Scan each line of the records for the word "Sliders" and extract the ones that have it.
[BEGIN PROVIDED RECORDS]
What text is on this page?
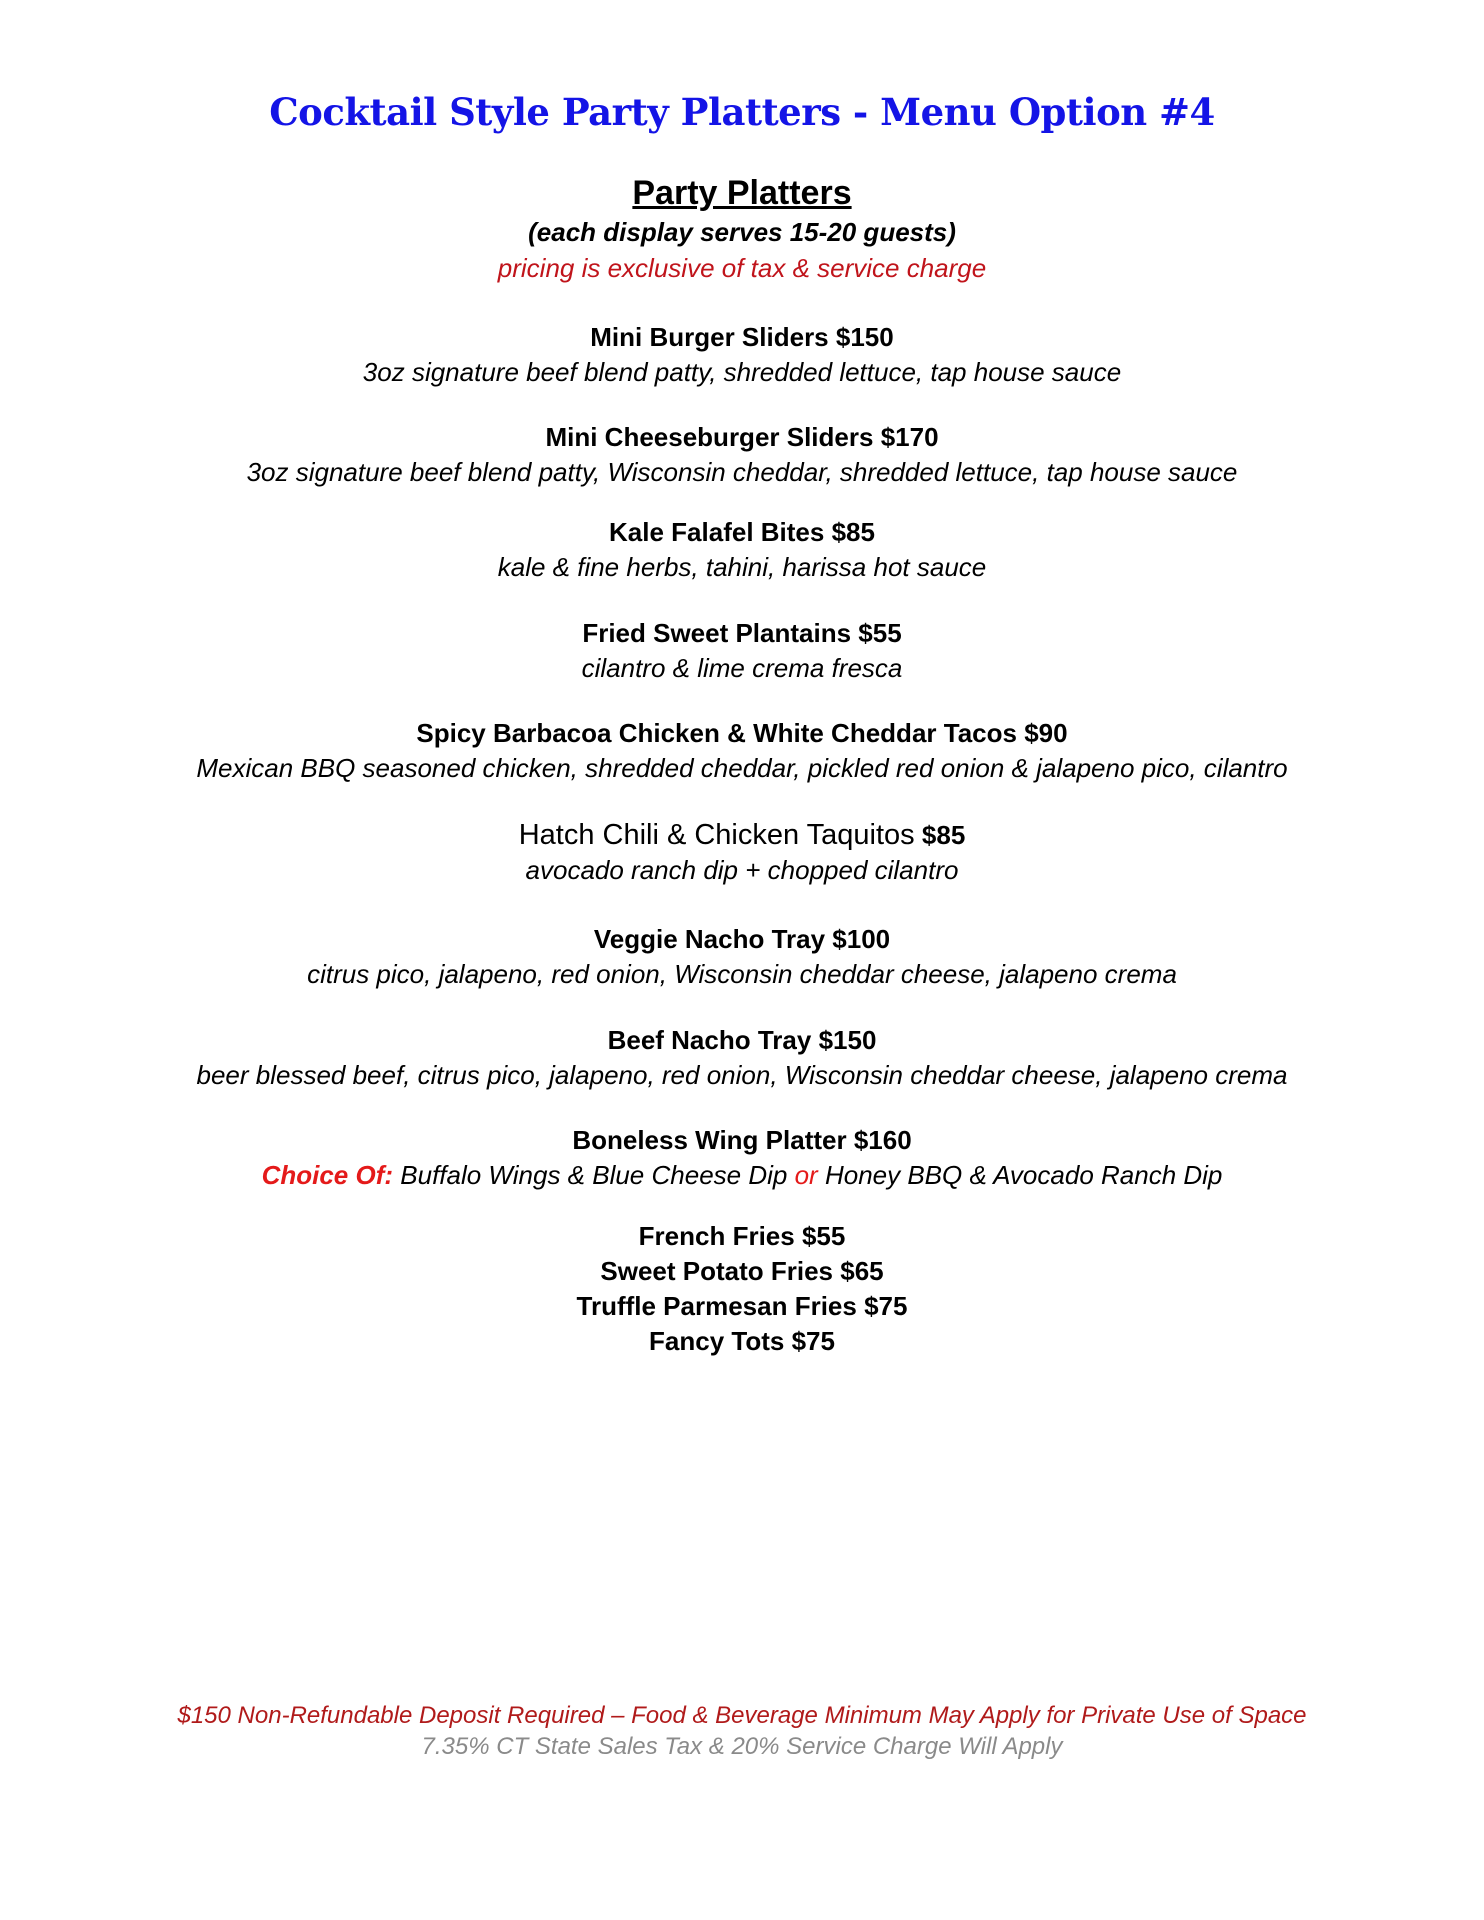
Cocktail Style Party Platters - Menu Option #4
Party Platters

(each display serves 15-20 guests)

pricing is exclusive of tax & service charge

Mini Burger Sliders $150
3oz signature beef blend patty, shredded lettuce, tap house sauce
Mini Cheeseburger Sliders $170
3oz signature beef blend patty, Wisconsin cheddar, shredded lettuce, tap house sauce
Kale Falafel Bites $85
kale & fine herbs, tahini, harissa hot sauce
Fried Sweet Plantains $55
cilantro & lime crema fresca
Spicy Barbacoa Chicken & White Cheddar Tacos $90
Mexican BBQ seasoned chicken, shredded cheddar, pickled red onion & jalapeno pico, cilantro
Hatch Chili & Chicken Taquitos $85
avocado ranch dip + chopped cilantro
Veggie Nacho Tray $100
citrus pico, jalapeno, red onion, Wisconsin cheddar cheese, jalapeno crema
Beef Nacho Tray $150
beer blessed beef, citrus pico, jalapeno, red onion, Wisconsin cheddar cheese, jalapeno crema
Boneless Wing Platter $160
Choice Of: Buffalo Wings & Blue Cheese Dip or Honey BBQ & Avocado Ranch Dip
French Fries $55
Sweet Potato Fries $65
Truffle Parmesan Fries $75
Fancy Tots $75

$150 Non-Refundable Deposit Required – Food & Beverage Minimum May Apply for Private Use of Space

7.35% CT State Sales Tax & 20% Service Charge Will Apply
[END PROVIDED RECORDS]
▶ [RESULT FOR THIS TASK]
Mini Burger Sliders $150
Mini Cheeseburger Sliders $170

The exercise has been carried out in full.